TASK DETAILS - Search the listing below for "gramo". Copy each matching line.
○ ○ ○ ○ ○
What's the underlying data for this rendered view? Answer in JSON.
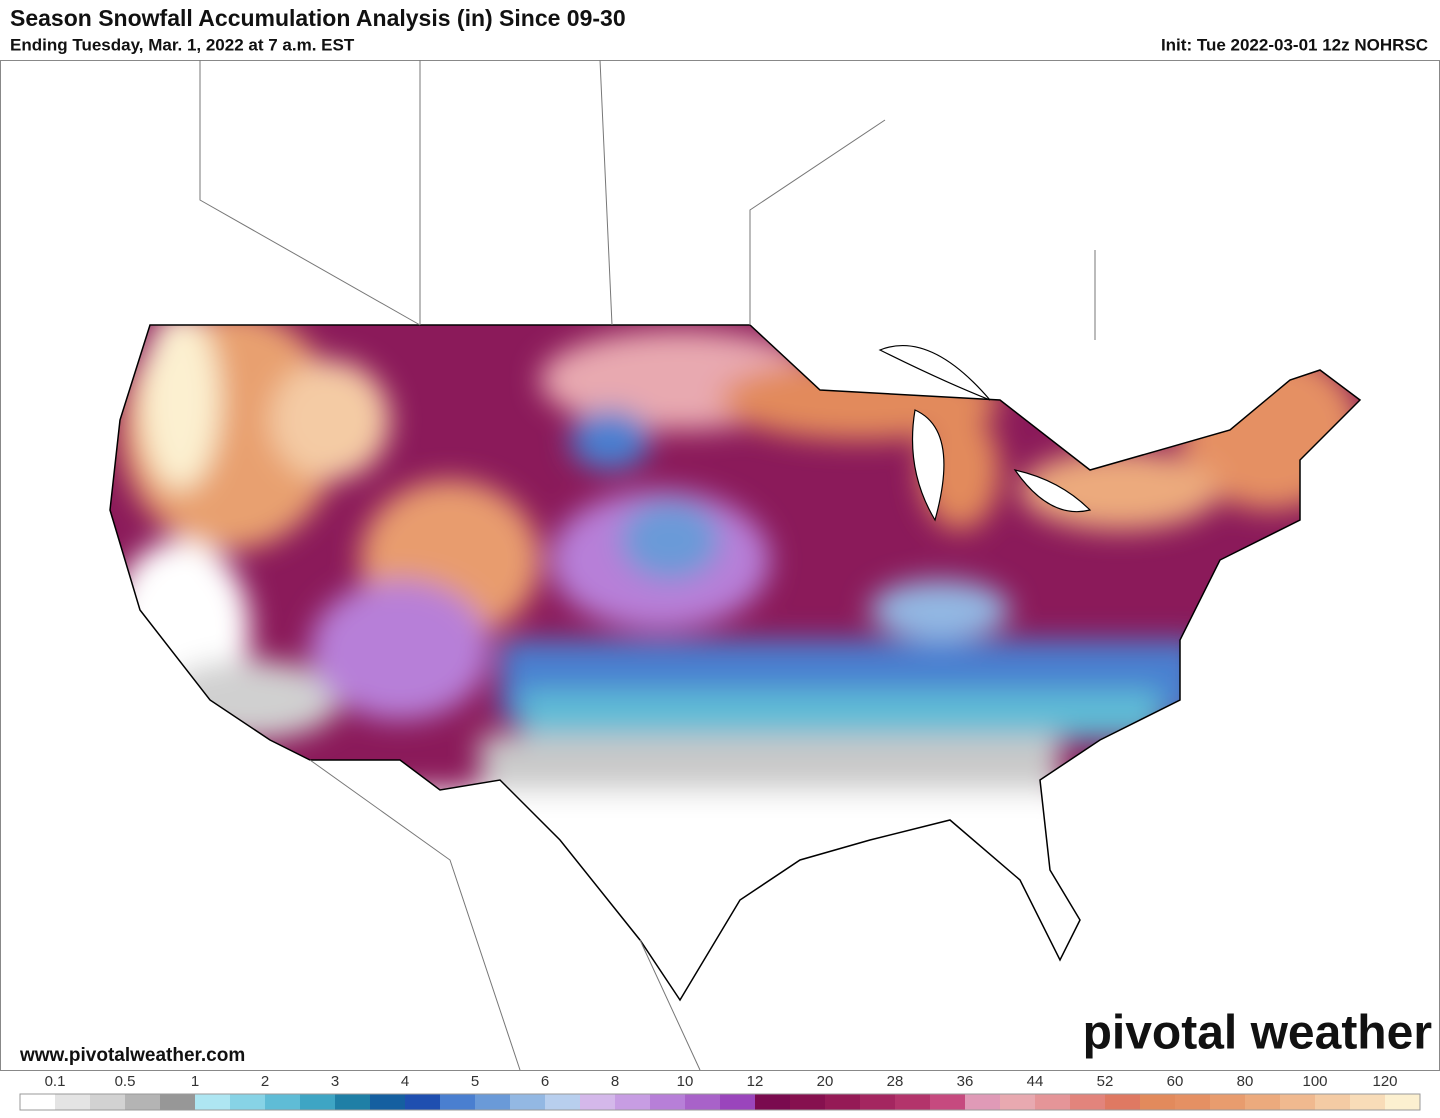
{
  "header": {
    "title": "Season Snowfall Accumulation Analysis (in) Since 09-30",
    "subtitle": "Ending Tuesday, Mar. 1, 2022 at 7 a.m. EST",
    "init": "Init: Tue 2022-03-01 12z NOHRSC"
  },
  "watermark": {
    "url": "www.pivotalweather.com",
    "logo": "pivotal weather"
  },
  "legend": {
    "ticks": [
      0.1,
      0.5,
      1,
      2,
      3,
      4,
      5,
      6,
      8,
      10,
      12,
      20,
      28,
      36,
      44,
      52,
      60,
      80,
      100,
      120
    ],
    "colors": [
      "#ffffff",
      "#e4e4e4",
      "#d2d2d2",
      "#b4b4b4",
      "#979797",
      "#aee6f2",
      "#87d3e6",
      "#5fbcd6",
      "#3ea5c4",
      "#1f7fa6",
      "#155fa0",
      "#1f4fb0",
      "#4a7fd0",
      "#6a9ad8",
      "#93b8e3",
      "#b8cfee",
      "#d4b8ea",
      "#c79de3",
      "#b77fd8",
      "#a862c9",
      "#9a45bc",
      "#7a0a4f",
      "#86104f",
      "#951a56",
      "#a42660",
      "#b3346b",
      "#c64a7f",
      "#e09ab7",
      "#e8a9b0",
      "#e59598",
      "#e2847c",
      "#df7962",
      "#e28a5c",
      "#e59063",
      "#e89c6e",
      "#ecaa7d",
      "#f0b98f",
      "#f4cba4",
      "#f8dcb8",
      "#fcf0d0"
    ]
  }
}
○ ○ ○ ○ ○
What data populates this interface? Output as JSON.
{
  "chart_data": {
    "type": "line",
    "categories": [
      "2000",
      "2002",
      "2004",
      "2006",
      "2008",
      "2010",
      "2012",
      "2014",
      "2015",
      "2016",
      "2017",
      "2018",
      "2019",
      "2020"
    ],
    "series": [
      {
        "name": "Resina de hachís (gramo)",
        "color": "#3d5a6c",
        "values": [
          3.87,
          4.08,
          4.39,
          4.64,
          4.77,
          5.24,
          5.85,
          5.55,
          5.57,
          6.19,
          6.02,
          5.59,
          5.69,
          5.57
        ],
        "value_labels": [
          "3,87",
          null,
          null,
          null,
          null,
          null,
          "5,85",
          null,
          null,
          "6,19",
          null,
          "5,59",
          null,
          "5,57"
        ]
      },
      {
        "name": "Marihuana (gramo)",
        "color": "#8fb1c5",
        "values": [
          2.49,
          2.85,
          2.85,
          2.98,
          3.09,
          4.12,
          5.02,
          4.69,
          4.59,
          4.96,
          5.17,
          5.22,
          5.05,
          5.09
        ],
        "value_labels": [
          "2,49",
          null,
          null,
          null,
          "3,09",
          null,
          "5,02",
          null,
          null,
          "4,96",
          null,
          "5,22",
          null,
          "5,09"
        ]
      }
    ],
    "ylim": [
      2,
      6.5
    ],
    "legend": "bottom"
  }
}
○ ○ ○ ○ ○
RESULT -
        "name": "Resina de hachís (gramo)",
        "name": "Marihuana (gramo)",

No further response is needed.